Record set -
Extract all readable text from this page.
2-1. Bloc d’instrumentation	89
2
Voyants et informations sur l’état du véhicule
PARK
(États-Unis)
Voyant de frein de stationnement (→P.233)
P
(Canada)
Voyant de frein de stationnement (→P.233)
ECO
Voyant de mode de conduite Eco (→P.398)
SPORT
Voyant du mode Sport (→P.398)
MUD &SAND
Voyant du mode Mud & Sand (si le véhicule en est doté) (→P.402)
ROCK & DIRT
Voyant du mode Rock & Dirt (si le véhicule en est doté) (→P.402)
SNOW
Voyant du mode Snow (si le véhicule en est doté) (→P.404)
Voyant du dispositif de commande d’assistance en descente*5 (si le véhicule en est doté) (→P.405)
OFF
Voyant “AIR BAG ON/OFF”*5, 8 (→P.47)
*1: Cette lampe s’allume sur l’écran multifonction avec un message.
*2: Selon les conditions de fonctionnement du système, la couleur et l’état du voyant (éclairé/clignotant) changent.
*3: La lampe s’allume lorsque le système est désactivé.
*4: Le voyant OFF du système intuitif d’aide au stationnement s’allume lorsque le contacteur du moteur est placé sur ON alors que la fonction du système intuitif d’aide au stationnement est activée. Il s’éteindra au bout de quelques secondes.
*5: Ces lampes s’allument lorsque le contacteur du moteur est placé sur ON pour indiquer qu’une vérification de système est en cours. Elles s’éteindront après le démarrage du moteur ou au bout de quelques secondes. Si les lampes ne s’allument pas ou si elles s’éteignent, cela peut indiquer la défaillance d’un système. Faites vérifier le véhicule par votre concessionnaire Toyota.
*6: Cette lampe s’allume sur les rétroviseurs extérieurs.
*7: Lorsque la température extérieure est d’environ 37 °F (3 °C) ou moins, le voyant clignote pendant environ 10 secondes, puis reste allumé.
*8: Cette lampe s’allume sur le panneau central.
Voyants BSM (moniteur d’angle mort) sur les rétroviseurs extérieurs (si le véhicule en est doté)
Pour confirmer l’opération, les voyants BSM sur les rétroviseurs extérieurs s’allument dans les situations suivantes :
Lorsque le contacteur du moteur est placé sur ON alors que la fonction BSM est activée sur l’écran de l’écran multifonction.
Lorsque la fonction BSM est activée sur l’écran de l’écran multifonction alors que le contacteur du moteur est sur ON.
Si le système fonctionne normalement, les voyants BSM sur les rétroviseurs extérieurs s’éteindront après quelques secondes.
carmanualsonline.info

Problem to work on -
The data above must be returned in full, exactly as written.

Result of the task -
Extract all readable text from this page.
2-1. Bloc d’instrumentation	89
2
Voyants et informations sur l’état du véhicule
PARK
(États-Unis)
Voyant de frein de stationnement (→P.233)
P
(Canada)
Voyant de frein de stationnement (→P.233)
ECO
Voyant de mode de conduite Eco (→P.398)
SPORT
Voyant du mode Sport (→P.398)
MUD &SAND
Voyant du mode Mud & Sand (si le véhicule en est doté) (→P.402)
ROCK & DIRT
Voyant du mode Rock & Dirt (si le véhicule en est doté) (→P.402)
SNOW
Voyant du mode Snow (si le véhicule en est doté) (→P.404)
Voyant du dispositif de commande d’assistance en descente*5 (si le véhicule en est doté) (→P.405)
OFF
Voyant “AIR BAG ON/OFF”*5, 8 (→P.47)
*1: Cette lampe s’allume sur l’écran multifonction avec un message.
*2: Selon les conditions de fonctionnement du système, la couleur et l’état du voyant (éclairé/clignotant) changent.
*3: La lampe s’allume lorsque le système est désactivé.
*4: Le voyant OFF du système intuitif d’aide au stationnement s’allume lorsque le contacteur du moteur est placé sur ON alors que la fonction du système intuitif d’aide au stationnement est activée. Il s’éteindra au bout de quelques secondes.
*5: Ces lampes s’allument lorsque le contacteur du moteur est placé sur ON pour indiquer qu’une vérification de système est en cours. Elles s’éteindront après le démarrage du moteur ou au bout de quelques secondes. Si les lampes ne s’allument pas ou si elles s’éteignent, cela peut indiquer la défaillance d’un système. Faites vérifier le véhicule par votre concessionnaire Toyota.
*6: Cette lampe s’allume sur les rétroviseurs extérieurs.
*7: Lorsque la température extérieure est d’environ 37 °F (3 °C) ou moins, le voyant clignote pendant environ 10 secondes, puis reste allumé.
*8: Cette lampe s’allume sur le panneau central.
Voyants BSM (moniteur d’angle mort) sur les rétroviseurs extérieurs (si le véhicule en est doté)
Pour confirmer l’opération, les voyants BSM sur les rétroviseurs extérieurs s’allument dans les situations suivantes :
Lorsque le contacteur du moteur est placé sur ON alors que la fonction BSM est activée sur l’écran de l’écran multifonction.
Lorsque la fonction BSM est activée sur l’écran de l’écran multifonction alors que le contacteur du moteur est sur ON.
Si le système fonctionne normalement, les voyants BSM sur les rétroviseurs extérieurs s’éteindront après quelques secondes.
carmanualsonline.info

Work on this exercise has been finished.